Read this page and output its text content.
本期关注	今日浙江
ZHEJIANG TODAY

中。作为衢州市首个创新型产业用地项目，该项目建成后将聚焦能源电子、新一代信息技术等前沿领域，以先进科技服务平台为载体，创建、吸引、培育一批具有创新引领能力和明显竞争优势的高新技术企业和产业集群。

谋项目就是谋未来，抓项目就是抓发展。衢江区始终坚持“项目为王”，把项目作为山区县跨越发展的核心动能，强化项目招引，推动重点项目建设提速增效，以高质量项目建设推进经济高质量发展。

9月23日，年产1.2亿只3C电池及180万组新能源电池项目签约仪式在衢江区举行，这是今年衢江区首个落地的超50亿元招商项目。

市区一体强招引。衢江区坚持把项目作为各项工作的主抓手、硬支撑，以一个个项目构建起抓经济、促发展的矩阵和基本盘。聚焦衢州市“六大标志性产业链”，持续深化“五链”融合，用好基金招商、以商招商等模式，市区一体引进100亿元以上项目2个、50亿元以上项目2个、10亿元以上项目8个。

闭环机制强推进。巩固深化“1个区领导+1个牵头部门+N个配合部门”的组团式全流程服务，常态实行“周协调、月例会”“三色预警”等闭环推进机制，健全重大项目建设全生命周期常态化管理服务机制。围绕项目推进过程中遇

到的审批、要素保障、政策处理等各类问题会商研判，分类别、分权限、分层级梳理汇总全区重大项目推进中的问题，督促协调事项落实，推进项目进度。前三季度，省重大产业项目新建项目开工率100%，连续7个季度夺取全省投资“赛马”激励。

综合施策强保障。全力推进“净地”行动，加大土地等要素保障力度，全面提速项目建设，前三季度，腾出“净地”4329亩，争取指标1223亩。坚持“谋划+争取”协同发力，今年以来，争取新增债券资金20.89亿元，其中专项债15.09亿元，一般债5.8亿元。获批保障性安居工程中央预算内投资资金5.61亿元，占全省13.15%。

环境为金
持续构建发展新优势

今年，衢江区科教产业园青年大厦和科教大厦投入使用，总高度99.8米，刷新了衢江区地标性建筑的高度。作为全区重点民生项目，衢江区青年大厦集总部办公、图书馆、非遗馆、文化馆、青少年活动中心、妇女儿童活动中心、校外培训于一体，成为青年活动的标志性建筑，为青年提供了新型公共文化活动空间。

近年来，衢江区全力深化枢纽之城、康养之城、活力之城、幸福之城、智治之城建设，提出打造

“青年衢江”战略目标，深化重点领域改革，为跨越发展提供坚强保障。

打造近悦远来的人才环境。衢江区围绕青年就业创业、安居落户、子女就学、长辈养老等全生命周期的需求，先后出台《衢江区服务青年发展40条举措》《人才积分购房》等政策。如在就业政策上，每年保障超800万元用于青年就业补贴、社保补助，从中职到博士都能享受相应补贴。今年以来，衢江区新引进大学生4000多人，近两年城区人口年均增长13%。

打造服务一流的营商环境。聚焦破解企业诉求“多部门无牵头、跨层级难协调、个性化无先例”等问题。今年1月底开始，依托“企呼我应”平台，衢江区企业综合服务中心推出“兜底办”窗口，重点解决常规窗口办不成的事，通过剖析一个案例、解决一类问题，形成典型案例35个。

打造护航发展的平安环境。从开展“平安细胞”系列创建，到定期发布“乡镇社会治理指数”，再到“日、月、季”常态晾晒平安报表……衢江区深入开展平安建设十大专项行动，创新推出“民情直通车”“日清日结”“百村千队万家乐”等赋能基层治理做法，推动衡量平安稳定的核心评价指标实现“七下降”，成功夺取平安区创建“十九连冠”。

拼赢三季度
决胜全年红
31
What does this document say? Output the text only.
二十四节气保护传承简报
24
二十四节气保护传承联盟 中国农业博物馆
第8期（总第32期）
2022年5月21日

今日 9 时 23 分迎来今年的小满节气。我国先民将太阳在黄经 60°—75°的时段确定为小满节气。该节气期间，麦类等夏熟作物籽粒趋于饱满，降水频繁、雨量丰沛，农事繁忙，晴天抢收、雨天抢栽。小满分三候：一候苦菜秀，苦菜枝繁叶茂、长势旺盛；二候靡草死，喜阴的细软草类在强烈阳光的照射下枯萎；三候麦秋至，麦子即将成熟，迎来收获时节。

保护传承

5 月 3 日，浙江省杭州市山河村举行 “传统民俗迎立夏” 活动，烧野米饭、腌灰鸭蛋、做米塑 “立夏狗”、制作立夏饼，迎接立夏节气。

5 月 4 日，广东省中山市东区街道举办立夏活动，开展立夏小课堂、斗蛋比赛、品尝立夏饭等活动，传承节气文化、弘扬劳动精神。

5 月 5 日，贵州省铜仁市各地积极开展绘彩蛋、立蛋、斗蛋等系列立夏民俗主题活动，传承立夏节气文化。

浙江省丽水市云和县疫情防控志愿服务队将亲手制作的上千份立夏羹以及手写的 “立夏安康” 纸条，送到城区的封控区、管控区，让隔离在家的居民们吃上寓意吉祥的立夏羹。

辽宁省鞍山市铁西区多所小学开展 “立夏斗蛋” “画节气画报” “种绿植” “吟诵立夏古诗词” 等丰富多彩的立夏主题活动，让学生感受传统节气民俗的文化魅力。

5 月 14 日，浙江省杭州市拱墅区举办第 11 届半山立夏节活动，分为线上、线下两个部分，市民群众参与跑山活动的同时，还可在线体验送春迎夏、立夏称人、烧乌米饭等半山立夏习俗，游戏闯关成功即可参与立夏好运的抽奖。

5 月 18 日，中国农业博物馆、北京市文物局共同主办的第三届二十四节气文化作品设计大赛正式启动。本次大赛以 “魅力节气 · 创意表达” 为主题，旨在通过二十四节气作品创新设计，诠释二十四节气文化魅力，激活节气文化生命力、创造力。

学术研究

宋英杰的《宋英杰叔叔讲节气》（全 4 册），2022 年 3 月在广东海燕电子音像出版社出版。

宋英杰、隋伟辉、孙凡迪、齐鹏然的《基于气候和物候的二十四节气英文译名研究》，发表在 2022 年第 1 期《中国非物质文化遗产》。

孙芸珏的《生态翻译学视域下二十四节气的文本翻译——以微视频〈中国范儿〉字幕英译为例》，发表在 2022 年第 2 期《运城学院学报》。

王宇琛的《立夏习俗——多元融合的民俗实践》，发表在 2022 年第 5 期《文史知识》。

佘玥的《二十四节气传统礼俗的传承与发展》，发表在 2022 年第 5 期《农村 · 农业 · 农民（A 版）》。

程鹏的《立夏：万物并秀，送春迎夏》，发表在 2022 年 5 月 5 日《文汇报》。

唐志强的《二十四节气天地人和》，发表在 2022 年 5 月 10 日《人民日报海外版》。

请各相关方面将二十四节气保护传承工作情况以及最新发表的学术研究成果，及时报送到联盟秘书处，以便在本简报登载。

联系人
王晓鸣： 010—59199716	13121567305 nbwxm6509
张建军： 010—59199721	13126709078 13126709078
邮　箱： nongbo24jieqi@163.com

Exercise brief
Copy all of the data exactly.

Full answer
Read this page and output its text content.
本期关注	今日浙江
ZHEJIANG TODAY

中。作为衢州市首个创新型产业用地项目，该项目建成后将聚焦能源电子、新一代信息技术等前沿领域，以先进科技服务平台为载体，创建、吸引、培育一批具有创新引领能力和明显竞争优势的高新技术企业和产业集群。

谋项目就是谋未来，抓项目就是抓发展。衢江区始终坚持“项目为王”，把项目作为山区县跨越发展的核心动能，强化项目招引，推动重点项目建设提速增效，以高质量项目建设推进经济高质量发展。

9月23日，年产1.2亿只3C电池及180万组新能源电池项目签约仪式在衢江区举行，这是今年衢江区首个落地的超50亿元招商项目。

市区一体强招引。衢江区坚持把项目作为各项工作的主抓手、硬支撑，以一个个项目构建起抓经济、促发展的矩阵和基本盘。聚焦衢州市“六大标志性产业链”，持续深化“五链”融合，用好基金招商、以商招商等模式，市区一体引进100亿元以上项目2个、50亿元以上项目2个、10亿元以上项目8个。

闭环机制强推进。巩固深化“1个区领导+1个牵头部门+N个配合部门”的组团式全流程服务，常态实行“周协调、月例会”“三色预警”等闭环推进机制，健全重大项目建设全生命周期常态化管理服务机制。围绕项目推进过程中遇

到的审批、要素保障、政策处理等各类问题会商研判，分类别、分权限、分层级梳理汇总全区重大项目推进中的问题，督促协调事项落实，推进项目进度。前三季度，省重大产业项目新建项目开工率100%，连续7个季度夺取全省投资“赛马”激励。

综合施策强保障。全力推进“净地”行动，加大土地等要素保障力度，全面提速项目建设，前三季度，腾出“净地”4329亩，争取指标1223亩。坚持“谋划+争取”协同发力，今年以来，争取新增债券资金20.89亿元，其中专项债15.09亿元，一般债5.8亿元。获批保障性安居工程中央预算内投资资金5.61亿元，占全省13.15%。

环境为金
持续构建发展新优势

今年，衢江区科教产业园青年大厦和科教大厦投入使用，总高度99.8米，刷新了衢江区地标性建筑的高度。作为全区重点民生项目，衢江区青年大厦集总部办公、图书馆、非遗馆、文化馆、青少年活动中心、妇女儿童活动中心、校外培训于一体，成为青年活动的标志性建筑，为青年提供了新型公共文化活动空间。

近年来，衢江区全力深化枢纽之城、康养之城、活力之城、幸福之城、智治之城建设，提出打造

“青年衢江”战略目标，深化重点领域改革，为跨越发展提供坚强保障。

打造近悦远来的人才环境。衢江区围绕青年就业创业、安居落户、子女就学、长辈养老等全生命周期的需求，先后出台《衢江区服务青年发展40条举措》《人才积分购房》等政策。如在就业政策上，每年保障超800万元用于青年就业补贴、社保补助，从中职到博士都能享受相应补贴。今年以来，衢江区新引进大学生4000多人，近两年城区人口年均增长13%。

打造服务一流的营商环境。聚焦破解企业诉求“多部门无牵头、跨层级难协调、个性化无先例”等问题。今年1月底开始，依托“企呼我应”平台，衢江区企业综合服务中心推出“兜底办”窗口，重点解决常规窗口办不成的事，通过剖析一个案例、解决一类问题，形成典型案例35个。

打造护航发展的平安环境。从开展“平安细胞”系列创建，到定期发布“乡镇社会治理指数”，再到“日、月、季”常态晾晒平安报表……衢江区深入开展平安建设十大专项行动，创新推出“民情直通车”“日清日结”“百村千队万家乐”等赋能基层治理做法，推动衡量平安稳定的核心评价指标实现“七下降”，成功夺取平安区创建“十九连冠”。

拼赢三季度
决胜全年红
31
What does this document say? Output the text only.
二十四节气保护传承简报
24
二十四节气保护传承联盟 中国农业博物馆
第8期（总第32期）
2022年5月21日

今日 9 时 23 分迎来今年的小满节气。我国先民将太阳在黄经 60°—75°的时段确定为小满节气。该节气期间，麦类等夏熟作物籽粒趋于饱满，降水频繁、雨量丰沛，农事繁忙，晴天抢收、雨天抢栽。小满分三候：一候苦菜秀，苦菜枝繁叶茂、长势旺盛；二候靡草死，喜阴的细软草类在强烈阳光的照射下枯萎；三候麦秋至，麦子即将成熟，迎来收获时节。

保护传承

5 月 3 日，浙江省杭州市山河村举行 “传统民俗迎立夏” 活动，烧野米饭、腌灰鸭蛋、做米塑 “立夏狗”、制作立夏饼，迎接立夏节气。

5 月 4 日，广东省中山市东区街道举办立夏活动，开展立夏小课堂、斗蛋比赛、品尝立夏饭等活动，传承节气文化、弘扬劳动精神。

5 月 5 日，贵州省铜仁市各地积极开展绘彩蛋、立蛋、斗蛋等系列立夏民俗主题活动，传承立夏节气文化。

浙江省丽水市云和县疫情防控志愿服务队将亲手制作的上千份立夏羹以及手写的 “立夏安康” 纸条，送到城区的封控区、管控区，让隔离在家的居民们吃上寓意吉祥的立夏羹。

辽宁省鞍山市铁西区多所小学开展 “立夏斗蛋” “画节气画报” “种绿植” “吟诵立夏古诗词” 等丰富多彩的立夏主题活动，让学生感受传统节气民俗的文化魅力。

5 月 14 日，浙江省杭州市拱墅区举办第 11 届半山立夏节活动，分为线上、线下两个部分，市民群众参与跑山活动的同时，还可在线体验送春迎夏、立夏称人、烧乌米饭等半山立夏习俗，游戏闯关成功即可参与立夏好运的抽奖。

5 月 18 日，中国农业博物馆、北京市文物局共同主办的第三届二十四节气文化作品设计大赛正式启动。本次大赛以 “魅力节气 · 创意表达” 为主题，旨在通过二十四节气作品创新设计，诠释二十四节气文化魅力，激活节气文化生命力、创造力。

学术研究

宋英杰的《宋英杰叔叔讲节气》（全 4 册），2022 年 3 月在广东海燕电子音像出版社出版。

宋英杰、隋伟辉、孙凡迪、齐鹏然的《基于气候和物候的二十四节气英文译名研究》，发表在 2022 年第 1 期《中国非物质文化遗产》。

孙芸珏的《生态翻译学视域下二十四节气的文本翻译——以微视频〈中国范儿〉字幕英译为例》，发表在 2022 年第 2 期《运城学院学报》。

王宇琛的《立夏习俗——多元融合的民俗实践》，发表在 2022 年第 5 期《文史知识》。

佘玥的《二十四节气传统礼俗的传承与发展》，发表在 2022 年第 5 期《农村 · 农业 · 农民（A 版）》。

程鹏的《立夏：万物并秀，送春迎夏》，发表在 2022 年 5 月 5 日《文汇报》。

唐志强的《二十四节气天地人和》，发表在 2022 年 5 月 10 日《人民日报海外版》。

请各相关方面将二十四节气保护传承工作情况以及最新发表的学术研究成果，及时报送到联盟秘书处，以便在本简报登载。

联系人
王晓鸣： 010—59199716	13121567305 nbwxm6509
张建军： 010—59199721	13126709078 13126709078
邮　箱： nongbo24jieqi@163.com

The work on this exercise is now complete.